### Set problem
Write out, please, the line containing "Output the text content of this document." together with all lines after it, up to and including the last one, with no other output.

---*---

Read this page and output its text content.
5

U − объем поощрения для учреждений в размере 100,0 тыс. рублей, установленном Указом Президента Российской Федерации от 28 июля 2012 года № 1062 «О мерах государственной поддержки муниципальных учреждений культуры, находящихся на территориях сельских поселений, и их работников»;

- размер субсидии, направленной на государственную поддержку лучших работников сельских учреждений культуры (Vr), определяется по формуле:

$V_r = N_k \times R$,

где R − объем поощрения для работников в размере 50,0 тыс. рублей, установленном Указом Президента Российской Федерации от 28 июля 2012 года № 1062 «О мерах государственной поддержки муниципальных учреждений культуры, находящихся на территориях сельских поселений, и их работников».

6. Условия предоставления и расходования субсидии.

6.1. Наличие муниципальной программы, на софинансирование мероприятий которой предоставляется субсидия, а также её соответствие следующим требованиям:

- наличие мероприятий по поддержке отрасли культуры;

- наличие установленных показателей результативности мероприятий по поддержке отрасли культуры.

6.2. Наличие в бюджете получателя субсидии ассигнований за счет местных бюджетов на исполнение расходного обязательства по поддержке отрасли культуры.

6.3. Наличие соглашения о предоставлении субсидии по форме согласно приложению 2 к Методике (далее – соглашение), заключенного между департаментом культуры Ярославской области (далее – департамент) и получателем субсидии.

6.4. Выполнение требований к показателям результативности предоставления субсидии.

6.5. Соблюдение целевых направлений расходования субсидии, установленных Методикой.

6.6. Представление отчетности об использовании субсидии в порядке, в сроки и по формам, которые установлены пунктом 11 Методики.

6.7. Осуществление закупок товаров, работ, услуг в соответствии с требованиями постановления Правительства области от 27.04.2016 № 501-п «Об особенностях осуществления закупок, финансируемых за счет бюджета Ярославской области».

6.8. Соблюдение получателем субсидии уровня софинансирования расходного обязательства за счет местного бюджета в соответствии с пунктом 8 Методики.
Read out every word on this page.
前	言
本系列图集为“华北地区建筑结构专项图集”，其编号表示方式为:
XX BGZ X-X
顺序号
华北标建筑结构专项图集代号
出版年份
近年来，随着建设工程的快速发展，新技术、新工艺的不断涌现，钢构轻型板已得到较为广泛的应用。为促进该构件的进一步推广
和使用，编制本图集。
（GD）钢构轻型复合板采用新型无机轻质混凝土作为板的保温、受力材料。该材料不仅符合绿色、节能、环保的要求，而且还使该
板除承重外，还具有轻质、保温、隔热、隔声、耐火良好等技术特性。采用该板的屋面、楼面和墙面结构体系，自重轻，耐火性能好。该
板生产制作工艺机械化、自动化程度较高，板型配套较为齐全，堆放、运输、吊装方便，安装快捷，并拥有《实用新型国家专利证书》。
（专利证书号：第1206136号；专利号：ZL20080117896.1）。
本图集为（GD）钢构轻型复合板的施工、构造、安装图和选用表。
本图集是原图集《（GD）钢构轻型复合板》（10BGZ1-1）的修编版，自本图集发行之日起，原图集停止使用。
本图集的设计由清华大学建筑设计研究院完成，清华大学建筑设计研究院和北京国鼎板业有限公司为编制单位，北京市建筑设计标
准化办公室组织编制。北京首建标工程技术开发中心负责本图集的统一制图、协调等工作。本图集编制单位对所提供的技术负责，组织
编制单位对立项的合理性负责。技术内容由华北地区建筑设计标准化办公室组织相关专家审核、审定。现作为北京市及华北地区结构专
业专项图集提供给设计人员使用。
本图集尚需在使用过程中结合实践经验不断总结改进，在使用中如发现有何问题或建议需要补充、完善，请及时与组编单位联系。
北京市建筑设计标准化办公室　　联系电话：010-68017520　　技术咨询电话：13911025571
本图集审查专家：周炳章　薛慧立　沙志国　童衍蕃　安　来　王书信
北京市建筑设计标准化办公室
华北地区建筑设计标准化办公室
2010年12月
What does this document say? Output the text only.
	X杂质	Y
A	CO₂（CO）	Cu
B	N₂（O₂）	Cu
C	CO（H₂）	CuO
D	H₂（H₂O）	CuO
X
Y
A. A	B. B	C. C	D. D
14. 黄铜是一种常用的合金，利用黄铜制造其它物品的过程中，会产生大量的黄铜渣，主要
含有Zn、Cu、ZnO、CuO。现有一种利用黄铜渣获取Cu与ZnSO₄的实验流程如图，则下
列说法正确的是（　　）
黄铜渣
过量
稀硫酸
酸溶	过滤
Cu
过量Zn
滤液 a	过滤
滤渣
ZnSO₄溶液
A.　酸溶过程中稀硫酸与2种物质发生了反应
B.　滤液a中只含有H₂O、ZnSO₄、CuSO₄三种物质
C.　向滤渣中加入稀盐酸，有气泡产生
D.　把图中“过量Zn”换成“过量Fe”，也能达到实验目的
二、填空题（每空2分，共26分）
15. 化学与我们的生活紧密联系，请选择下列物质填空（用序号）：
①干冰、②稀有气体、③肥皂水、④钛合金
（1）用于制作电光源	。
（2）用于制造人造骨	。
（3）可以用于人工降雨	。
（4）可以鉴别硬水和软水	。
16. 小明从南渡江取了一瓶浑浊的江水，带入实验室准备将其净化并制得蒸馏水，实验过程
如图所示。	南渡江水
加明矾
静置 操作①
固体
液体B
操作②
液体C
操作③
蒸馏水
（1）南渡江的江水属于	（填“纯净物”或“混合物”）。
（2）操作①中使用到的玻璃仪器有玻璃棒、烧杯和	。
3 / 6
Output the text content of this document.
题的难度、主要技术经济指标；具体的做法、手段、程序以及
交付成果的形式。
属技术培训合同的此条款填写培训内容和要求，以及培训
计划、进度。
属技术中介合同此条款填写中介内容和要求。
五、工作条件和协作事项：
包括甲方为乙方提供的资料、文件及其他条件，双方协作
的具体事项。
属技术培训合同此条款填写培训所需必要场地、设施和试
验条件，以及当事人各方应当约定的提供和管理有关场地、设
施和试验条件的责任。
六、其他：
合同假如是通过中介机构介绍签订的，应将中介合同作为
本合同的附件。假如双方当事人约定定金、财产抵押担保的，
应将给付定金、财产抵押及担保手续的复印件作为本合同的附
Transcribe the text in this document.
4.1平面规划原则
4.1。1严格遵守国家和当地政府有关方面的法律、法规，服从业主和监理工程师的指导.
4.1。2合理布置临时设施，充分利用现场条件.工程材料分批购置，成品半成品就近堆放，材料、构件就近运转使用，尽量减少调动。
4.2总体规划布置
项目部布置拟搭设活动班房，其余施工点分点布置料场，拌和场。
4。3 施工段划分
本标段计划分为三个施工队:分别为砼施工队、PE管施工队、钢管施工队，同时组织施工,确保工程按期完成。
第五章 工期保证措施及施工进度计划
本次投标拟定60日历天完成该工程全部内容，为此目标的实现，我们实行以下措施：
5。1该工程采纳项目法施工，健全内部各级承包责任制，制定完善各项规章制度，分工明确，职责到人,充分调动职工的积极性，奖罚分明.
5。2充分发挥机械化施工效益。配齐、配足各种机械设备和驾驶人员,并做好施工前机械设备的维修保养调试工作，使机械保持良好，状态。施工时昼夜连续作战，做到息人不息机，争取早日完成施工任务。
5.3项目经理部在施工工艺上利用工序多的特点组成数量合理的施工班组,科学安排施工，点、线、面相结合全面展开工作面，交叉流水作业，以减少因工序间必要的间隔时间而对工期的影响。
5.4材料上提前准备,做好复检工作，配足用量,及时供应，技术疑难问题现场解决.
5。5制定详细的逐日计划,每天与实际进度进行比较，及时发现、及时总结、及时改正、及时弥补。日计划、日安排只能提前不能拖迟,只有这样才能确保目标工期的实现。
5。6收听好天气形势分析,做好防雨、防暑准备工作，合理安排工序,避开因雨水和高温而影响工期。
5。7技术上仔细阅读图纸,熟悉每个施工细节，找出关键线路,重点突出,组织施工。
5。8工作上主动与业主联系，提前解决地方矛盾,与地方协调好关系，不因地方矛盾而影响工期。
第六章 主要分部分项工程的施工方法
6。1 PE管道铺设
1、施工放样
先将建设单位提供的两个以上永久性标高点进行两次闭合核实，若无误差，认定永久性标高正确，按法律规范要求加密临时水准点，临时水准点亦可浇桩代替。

---*---

### Solution
Output the text content of this document.
题的难度、主要技术经济指标；具体的做法、手段、程序以及
交付成果的形式。
属技术培训合同的此条款填写培训内容和要求，以及培训
计划、进度。
属技术中介合同此条款填写中介内容和要求。
五、工作条件和协作事项：
包括甲方为乙方提供的资料、文件及其他条件，双方协作
的具体事项。
属技术培训合同此条款填写培训所需必要场地、设施和试
验条件，以及当事人各方应当约定的提供和管理有关场地、设
施和试验条件的责任。
六、其他：
合同假如是通过中介机构介绍签订的，应将中介合同作为
本合同的附件。假如双方当事人约定定金、财产抵押担保的，
应将给付定金、财产抵押及担保手续的复印件作为本合同的附
Transcribe the text in this document.
4.1平面规划原则
4.1。1严格遵守国家和当地政府有关方面的法律、法规，服从业主和监理工程师的指导.
4.1。2合理布置临时设施，充分利用现场条件.工程材料分批购置，成品半成品就近堆放，材料、构件就近运转使用，尽量减少调动。
4.2总体规划布置
项目部布置拟搭设活动班房，其余施工点分点布置料场，拌和场。
4。3 施工段划分
本标段计划分为三个施工队:分别为砼施工队、PE管施工队、钢管施工队，同时组织施工,确保工程按期完成。
第五章 工期保证措施及施工进度计划
本次投标拟定60日历天完成该工程全部内容，为此目标的实现，我们实行以下措施：
5。1该工程采纳项目法施工，健全内部各级承包责任制，制定完善各项规章制度，分工明确，职责到人,充分调动职工的积极性，奖罚分明.
5。2充分发挥机械化施工效益。配齐、配足各种机械设备和驾驶人员,并做好施工前机械设备的维修保养调试工作，使机械保持良好，状态。施工时昼夜连续作战，做到息人不息机，争取早日完成施工任务。
5.3项目经理部在施工工艺上利用工序多的特点组成数量合理的施工班组,科学安排施工，点、线、面相结合全面展开工作面，交叉流水作业，以减少因工序间必要的间隔时间而对工期的影响。
5.4材料上提前准备,做好复检工作，配足用量,及时供应，技术疑难问题现场解决.
5。5制定详细的逐日计划,每天与实际进度进行比较，及时发现、及时总结、及时改正、及时弥补。日计划、日安排只能提前不能拖迟,只有这样才能确保目标工期的实现。
5。6收听好天气形势分析,做好防雨、防暑准备工作，合理安排工序,避开因雨水和高温而影响工期。
5。7技术上仔细阅读图纸,熟悉每个施工细节，找出关键线路,重点突出,组织施工。
5。8工作上主动与业主联系，提前解决地方矛盾,与地方协调好关系，不因地方矛盾而影响工期。
第六章 主要分部分项工程的施工方法
6。1 PE管道铺设
1、施工放样
先将建设单位提供的两个以上永久性标高点进行两次闭合核实，若无误差，认定永久性标高正确，按法律规范要求加密临时水准点，临时水准点亦可浇桩代替。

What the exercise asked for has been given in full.